## Challenge
For every line in the records that has the word "seat", make a copy.

## Exercise inputs

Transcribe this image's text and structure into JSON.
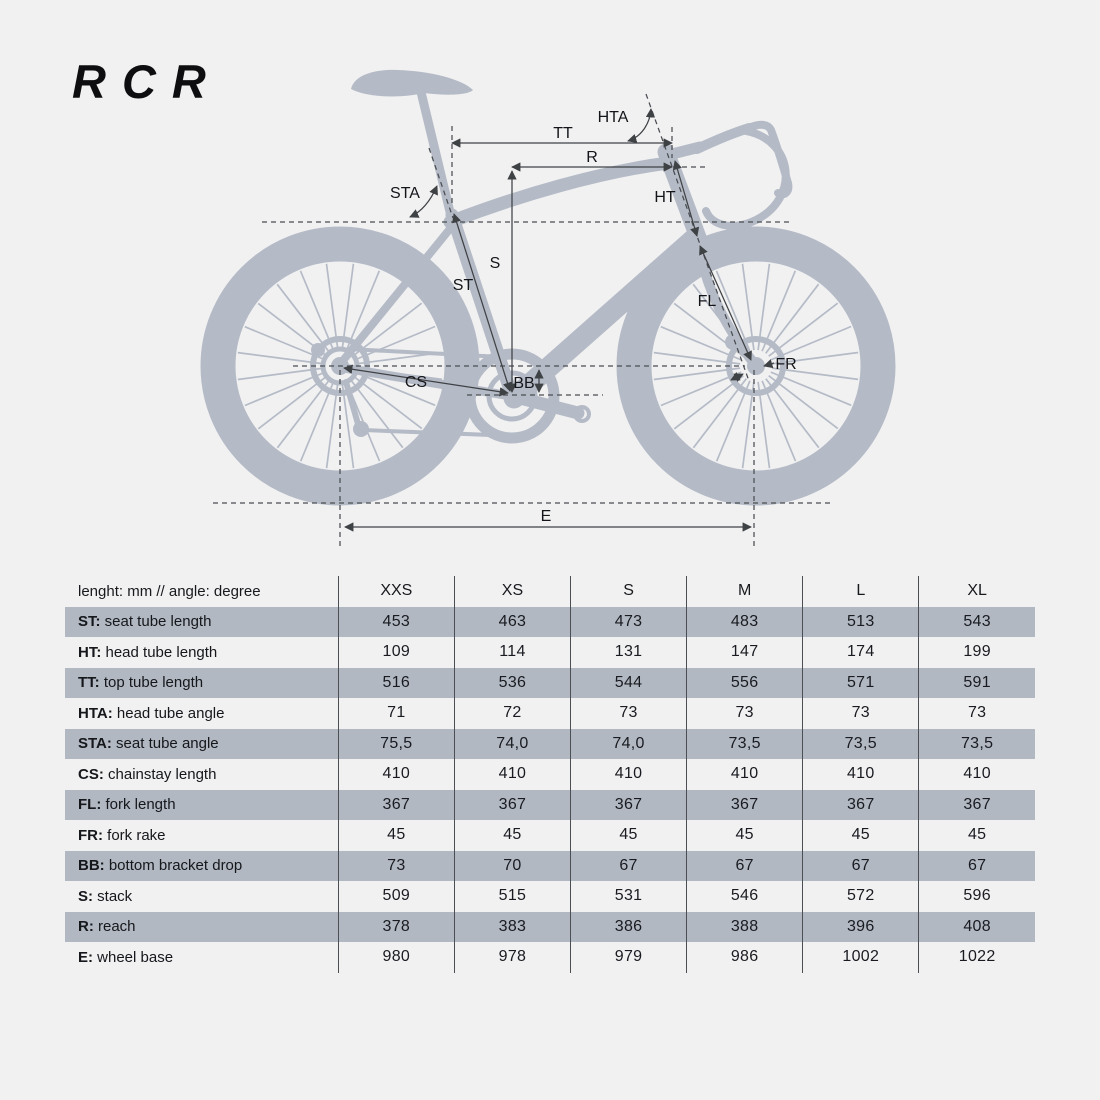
{
  "title": "RCR",
  "diagram": {
    "labels": {
      "hta": "HTA",
      "tt": "TT",
      "r": "R",
      "sta": "STA",
      "ht": "HT",
      "s": "S",
      "st": "ST",
      "fl": "FL",
      "fr": "FR",
      "bb": "BB",
      "cs": "CS",
      "e": "E"
    }
  },
  "table": {
    "unit_note": "lenght: mm // angle: degree",
    "sizes": [
      "XXS",
      "XS",
      "S",
      "M",
      "L",
      "XL"
    ],
    "rows": [
      {
        "abbr": "ST:",
        "label": "seat tube length",
        "values": [
          "453",
          "463",
          "473",
          "483",
          "513",
          "543"
        ]
      },
      {
        "abbr": "HT:",
        "label": "head tube length",
        "values": [
          "109",
          "114",
          "131",
          "147",
          "174",
          "199"
        ]
      },
      {
        "abbr": "TT:",
        "label": "top tube length",
        "values": [
          "516",
          "536",
          "544",
          "556",
          "571",
          "591"
        ]
      },
      {
        "abbr": "HTA:",
        "label": "head tube angle",
        "values": [
          "71",
          "72",
          "73",
          "73",
          "73",
          "73"
        ]
      },
      {
        "abbr": "STA:",
        "label": "seat tube angle",
        "values": [
          "75,5",
          "74,0",
          "74,0",
          "73,5",
          "73,5",
          "73,5"
        ]
      },
      {
        "abbr": "CS:",
        "label": "chainstay length",
        "values": [
          "410",
          "410",
          "410",
          "410",
          "410",
          "410"
        ]
      },
      {
        "abbr": "FL:",
        "label": "fork length",
        "values": [
          "367",
          "367",
          "367",
          "367",
          "367",
          "367"
        ]
      },
      {
        "abbr": "FR:",
        "label": "fork rake",
        "values": [
          "45",
          "45",
          "45",
          "45",
          "45",
          "45"
        ]
      },
      {
        "abbr": "BB:",
        "label": "bottom bracket drop",
        "values": [
          "73",
          "70",
          "67",
          "67",
          "67",
          "67"
        ]
      },
      {
        "abbr": "S:",
        "label": "stack",
        "values": [
          "509",
          "515",
          "531",
          "546",
          "572",
          "596"
        ]
      },
      {
        "abbr": "R:",
        "label": "reach",
        "values": [
          "378",
          "383",
          "386",
          "388",
          "396",
          "408"
        ]
      },
      {
        "abbr": "E:",
        "label": "wheel base",
        "values": [
          "980",
          "978",
          "979",
          "986",
          "1002",
          "1022"
        ]
      }
    ]
  },
  "colors": {
    "background": "#f1f1f2",
    "silhouette": "#b5bbc6",
    "table_band": "#b1b8c2",
    "dimension_line": "#3f4245",
    "text": "#16181c"
  }
}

## Expected output
        "label": "seat tube length",
        "label": "seat tube angle",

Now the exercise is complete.